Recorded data
▼
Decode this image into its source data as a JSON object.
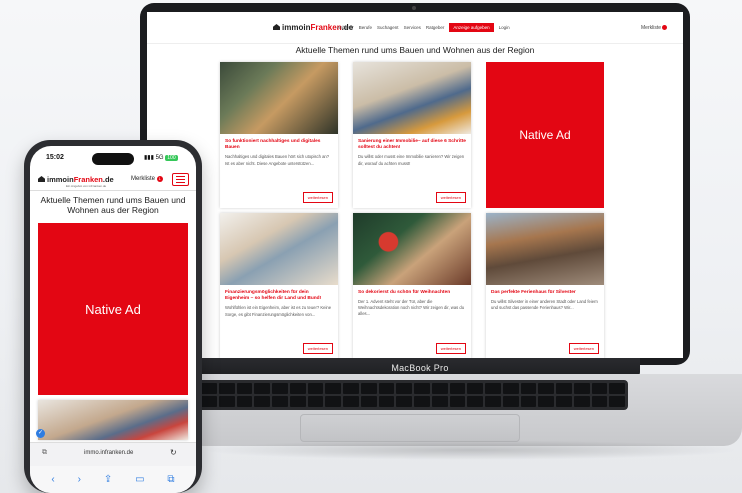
{
  "site": {
    "logo_prefix": "immo",
    "logo_mid": "in",
    "logo_brand": "Franken",
    "logo_suffix": ".de",
    "merkliste_label": "Merkliste",
    "merkliste_count": "1",
    "section_title": "Aktuelle Themen rund ums Bauen und Wohnen aus der Region",
    "native_ad_label": "Native Ad",
    "nav": [
      "Anbieter",
      "Berufe",
      "Suchagent",
      "Services",
      "Ratgeber",
      "Anzeige aufgeben",
      "Login"
    ]
  },
  "laptop": {
    "brand": "MacBook Pro",
    "cards": [
      {
        "title": "So funktioniert nachhaltiges und digitales Bauen",
        "text": "Nachhaltiges und digitales Bauen hört sich utopisch an? Ist es aber nicht. Diese Angebote unterstützen...",
        "more": "weiterlesen"
      },
      {
        "title": "Sanierung einer Immobilie– auf diese 6 Schritte solltest du achten!",
        "text": "Du willst oder musst eine Immobilie sanieren? Wir zeigen dir, worauf du achten musst!",
        "more": "weiterlesen"
      },
      {
        "title": "Finanzierungsmöglichkeiten für dein Eigenheim – so helfen dir Land und Bund!",
        "text": "Wohlfühlen ist ein Eigenheim, aber ist es zu teuer? Keine Sorge, es gibt Finanzierungsmöglichkeiten von...",
        "more": "weiterlesen"
      },
      {
        "title": "So dekorierst du schön für Weihnachten",
        "text": "Der 1. Advent steht vor der Tür, aber die Weihnachtsdekoration noch nicht? Wir zeigen dir, was du alles...",
        "more": "weiterlesen"
      },
      {
        "title": "Das perfekte Ferienhaus für Silvester",
        "text": "Du willst Silvester in einer anderen Stadt oder Land feiern und suchst das passende Ferienhaus? Wir...",
        "more": "weiterlesen"
      }
    ]
  },
  "phone": {
    "time": "15:02",
    "signal": "5G",
    "battery": "100",
    "url": "immo.infranken.de",
    "tagline": "Ein Angebot von inFranken.de"
  },
  "colors": {
    "brand_red": "#e30613",
    "link_blue": "#2f7de1"
  }
}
▲
__Task to complete__:
Copy every entry word for word, but omit the pictures.

__Solution for this problem__:
Decode this image into its source data as a JSON object.
{
  "site": {
    "logo_prefix": "immo",
    "logo_mid": "in",
    "logo_brand": "Franken",
    "logo_suffix": ".de",
    "merkliste_label": "Merkliste",
    "merkliste_count": "1",
    "section_title": "Aktuelle Themen rund ums Bauen und Wohnen aus der Region",
    "native_ad_label": "Native Ad",
    "nav": [
      "Anbieter",
      "Berufe",
      "Suchagent",
      "Services",
      "Ratgeber",
      "Anzeige aufgeben",
      "Login"
    ]
  },
  "laptop": {
    "brand": "MacBook Pro",
    "cards": [
      {
        "title": "So funktioniert nachhaltiges und digitales Bauen",
        "text": "Nachhaltiges und digitales Bauen hört sich utopisch an? Ist es aber nicht. Diese Angebote unterstützen...",
        "more": "weiterlesen"
      },
      {
        "title": "Sanierung einer Immobilie– auf diese 6 Schritte solltest du achten!",
        "text": "Du willst oder musst eine Immobilie sanieren? Wir zeigen dir, worauf du achten musst!",
        "more": "weiterlesen"
      },
      {
        "title": "Finanzierungsmöglichkeiten für dein Eigenheim – so helfen dir Land und Bund!",
        "text": "Wohlfühlen ist ein Eigenheim, aber ist es zu teuer? Keine Sorge, es gibt Finanzierungsmöglichkeiten von...",
        "more": "weiterlesen"
      },
      {
        "title": "So dekorierst du schön für Weihnachten",
        "text": "Der 1. Advent steht vor der Tür, aber die Weihnachtsdekoration noch nicht? Wir zeigen dir, was du alles...",
        "more": "weiterlesen"
      },
      {
        "title": "Das perfekte Ferienhaus für Silvester",
        "text": "Du willst Silvester in einer anderen Stadt oder Land feiern und suchst das passende Ferienhaus? Wir...",
        "more": "weiterlesen"
      }
    ]
  },
  "phone": {
    "time": "15:02",
    "signal": "5G",
    "battery": "100",
    "url": "immo.infranken.de",
    "tagline": "Ein Angebot von inFranken.de"
  },
  "colors": {
    "brand_red": "#e30613",
    "link_blue": "#2f7de1"
  }
}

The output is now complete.